*** Task material

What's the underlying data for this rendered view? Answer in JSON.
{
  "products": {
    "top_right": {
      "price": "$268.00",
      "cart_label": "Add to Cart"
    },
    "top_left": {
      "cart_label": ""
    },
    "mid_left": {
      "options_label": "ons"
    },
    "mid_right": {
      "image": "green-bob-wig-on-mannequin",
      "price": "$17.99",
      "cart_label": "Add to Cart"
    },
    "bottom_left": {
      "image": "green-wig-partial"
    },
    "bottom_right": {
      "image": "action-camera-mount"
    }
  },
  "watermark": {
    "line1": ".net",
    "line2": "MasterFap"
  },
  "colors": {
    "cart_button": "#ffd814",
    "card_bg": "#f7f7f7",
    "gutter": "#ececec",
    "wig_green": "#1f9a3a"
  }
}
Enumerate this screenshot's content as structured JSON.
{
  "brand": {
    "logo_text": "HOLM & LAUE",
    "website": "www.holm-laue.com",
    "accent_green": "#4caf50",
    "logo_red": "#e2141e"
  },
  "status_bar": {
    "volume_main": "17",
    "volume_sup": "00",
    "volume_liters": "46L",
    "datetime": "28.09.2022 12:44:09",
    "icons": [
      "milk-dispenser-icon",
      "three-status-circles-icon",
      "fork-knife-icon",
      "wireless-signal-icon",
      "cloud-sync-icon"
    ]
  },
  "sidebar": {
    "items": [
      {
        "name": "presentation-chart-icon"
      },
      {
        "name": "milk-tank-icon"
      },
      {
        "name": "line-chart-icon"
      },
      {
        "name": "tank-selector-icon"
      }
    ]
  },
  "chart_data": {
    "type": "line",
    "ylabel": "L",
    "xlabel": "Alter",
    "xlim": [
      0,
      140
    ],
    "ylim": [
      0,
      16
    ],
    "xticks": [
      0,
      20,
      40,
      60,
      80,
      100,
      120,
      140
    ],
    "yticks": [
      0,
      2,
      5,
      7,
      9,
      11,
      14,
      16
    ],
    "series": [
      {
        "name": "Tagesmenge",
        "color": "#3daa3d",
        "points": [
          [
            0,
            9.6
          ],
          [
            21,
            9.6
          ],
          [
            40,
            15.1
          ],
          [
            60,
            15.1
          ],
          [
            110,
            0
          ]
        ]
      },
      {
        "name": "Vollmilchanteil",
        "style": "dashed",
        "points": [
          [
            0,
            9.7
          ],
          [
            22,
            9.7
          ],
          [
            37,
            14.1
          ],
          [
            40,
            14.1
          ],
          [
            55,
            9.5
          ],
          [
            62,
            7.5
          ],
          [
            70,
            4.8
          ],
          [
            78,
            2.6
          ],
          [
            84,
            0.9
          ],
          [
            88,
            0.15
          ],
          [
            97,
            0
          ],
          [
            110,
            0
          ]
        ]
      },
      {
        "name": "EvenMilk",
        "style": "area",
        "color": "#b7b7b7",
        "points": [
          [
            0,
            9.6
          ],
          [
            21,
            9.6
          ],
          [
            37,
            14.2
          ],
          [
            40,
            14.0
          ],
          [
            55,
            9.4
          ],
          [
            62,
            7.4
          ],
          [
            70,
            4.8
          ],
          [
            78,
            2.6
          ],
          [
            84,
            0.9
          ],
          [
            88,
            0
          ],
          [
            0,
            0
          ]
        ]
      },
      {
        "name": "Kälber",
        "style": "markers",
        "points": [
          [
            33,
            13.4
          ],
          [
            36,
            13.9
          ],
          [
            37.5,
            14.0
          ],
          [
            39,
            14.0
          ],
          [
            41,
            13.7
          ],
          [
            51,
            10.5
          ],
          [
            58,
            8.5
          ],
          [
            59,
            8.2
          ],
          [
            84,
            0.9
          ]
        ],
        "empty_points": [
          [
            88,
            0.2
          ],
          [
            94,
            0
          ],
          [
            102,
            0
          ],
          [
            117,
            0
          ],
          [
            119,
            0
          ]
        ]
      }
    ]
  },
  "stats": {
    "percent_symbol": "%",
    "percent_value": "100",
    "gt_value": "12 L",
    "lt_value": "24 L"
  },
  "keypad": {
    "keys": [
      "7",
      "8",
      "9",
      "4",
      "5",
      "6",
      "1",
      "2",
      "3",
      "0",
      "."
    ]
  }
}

******

▸ Written request:
Nothing should be left out: repeat all of the data exactly.

▸ Task answer:
What's the underlying data for this rendered view? Answer in JSON.
{
  "products": {
    "top_right": {
      "price": "$268.00",
      "cart_label": "Add to Cart"
    },
    "top_left": {
      "cart_label": ""
    },
    "mid_left": {
      "options_label": "ons"
    },
    "mid_right": {
      "image": "green-bob-wig-on-mannequin",
      "price": "$17.99",
      "cart_label": "Add to Cart"
    },
    "bottom_left": {
      "image": "green-wig-partial"
    },
    "bottom_right": {
      "image": "action-camera-mount"
    }
  },
  "watermark": {
    "line1": ".net",
    "line2": "MasterFap"
  },
  "colors": {
    "cart_button": "#ffd814",
    "card_bg": "#f7f7f7",
    "gutter": "#ececec",
    "wig_green": "#1f9a3a"
  }
}
Enumerate this screenshot's content as structured JSON.
{
  "brand": {
    "logo_text": "HOLM & LAUE",
    "website": "www.holm-laue.com",
    "accent_green": "#4caf50",
    "logo_red": "#e2141e"
  },
  "status_bar": {
    "volume_main": "17",
    "volume_sup": "00",
    "volume_liters": "46L",
    "datetime": "28.09.2022 12:44:09",
    "icons": [
      "milk-dispenser-icon",
      "three-status-circles-icon",
      "fork-knife-icon",
      "wireless-signal-icon",
      "cloud-sync-icon"
    ]
  },
  "sidebar": {
    "items": [
      {
        "name": "presentation-chart-icon"
      },
      {
        "name": "milk-tank-icon"
      },
      {
        "name": "line-chart-icon"
      },
      {
        "name": "tank-selector-icon"
      }
    ]
  },
  "chart_data": {
    "type": "line",
    "ylabel": "L",
    "xlabel": "Alter",
    "xlim": [
      0,
      140
    ],
    "ylim": [
      0,
      16
    ],
    "xticks": [
      0,
      20,
      40,
      60,
      80,
      100,
      120,
      140
    ],
    "yticks": [
      0,
      2,
      5,
      7,
      9,
      11,
      14,
      16
    ],
    "series": [
      {
        "name": "Tagesmenge",
        "color": "#3daa3d",
        "points": [
          [
            0,
            9.6
          ],
          [
            21,
            9.6
          ],
          [
            40,
            15.1
          ],
          [
            60,
            15.1
          ],
          [
            110,
            0
          ]
        ]
      },
      {
        "name": "Vollmilchanteil",
        "style": "dashed",
        "points": [
          [
            0,
            9.7
          ],
          [
            22,
            9.7
          ],
          [
            37,
            14.1
          ],
          [
            40,
            14.1
          ],
          [
            55,
            9.5
          ],
          [
            62,
            7.5
          ],
          [
            70,
            4.8
          ],
          [
            78,
            2.6
          ],
          [
            84,
            0.9
          ],
          [
            88,
            0.15
          ],
          [
            97,
            0
          ],
          [
            110,
            0
          ]
        ]
      },
      {
        "name": "EvenMilk",
        "style": "area",
        "color": "#b7b7b7",
        "points": [
          [
            0,
            9.6
          ],
          [
            21,
            9.6
          ],
          [
            37,
            14.2
          ],
          [
            40,
            14.0
          ],
          [
            55,
            9.4
          ],
          [
            62,
            7.4
          ],
          [
            70,
            4.8
          ],
          [
            78,
            2.6
          ],
          [
            84,
            0.9
          ],
          [
            88,
            0
          ],
          [
            0,
            0
          ]
        ]
      },
      {
        "name": "Kälber",
        "style": "markers",
        "points": [
          [
            33,
            13.4
          ],
          [
            36,
            13.9
          ],
          [
            37.5,
            14.0
          ],
          [
            39,
            14.0
          ],
          [
            41,
            13.7
          ],
          [
            51,
            10.5
          ],
          [
            58,
            8.5
          ],
          [
            59,
            8.2
          ],
          [
            84,
            0.9
          ]
        ],
        "empty_points": [
          [
            88,
            0.2
          ],
          [
            94,
            0
          ],
          [
            102,
            0
          ],
          [
            117,
            0
          ],
          [
            119,
            0
          ]
        ]
      }
    ]
  },
  "stats": {
    "percent_symbol": "%",
    "percent_value": "100",
    "gt_value": "12 L",
    "lt_value": "24 L"
  },
  "keypad": {
    "keys": [
      "7",
      "8",
      "9",
      "4",
      "5",
      "6",
      "1",
      "2",
      "3",
      "0",
      "."
    ]
  }
}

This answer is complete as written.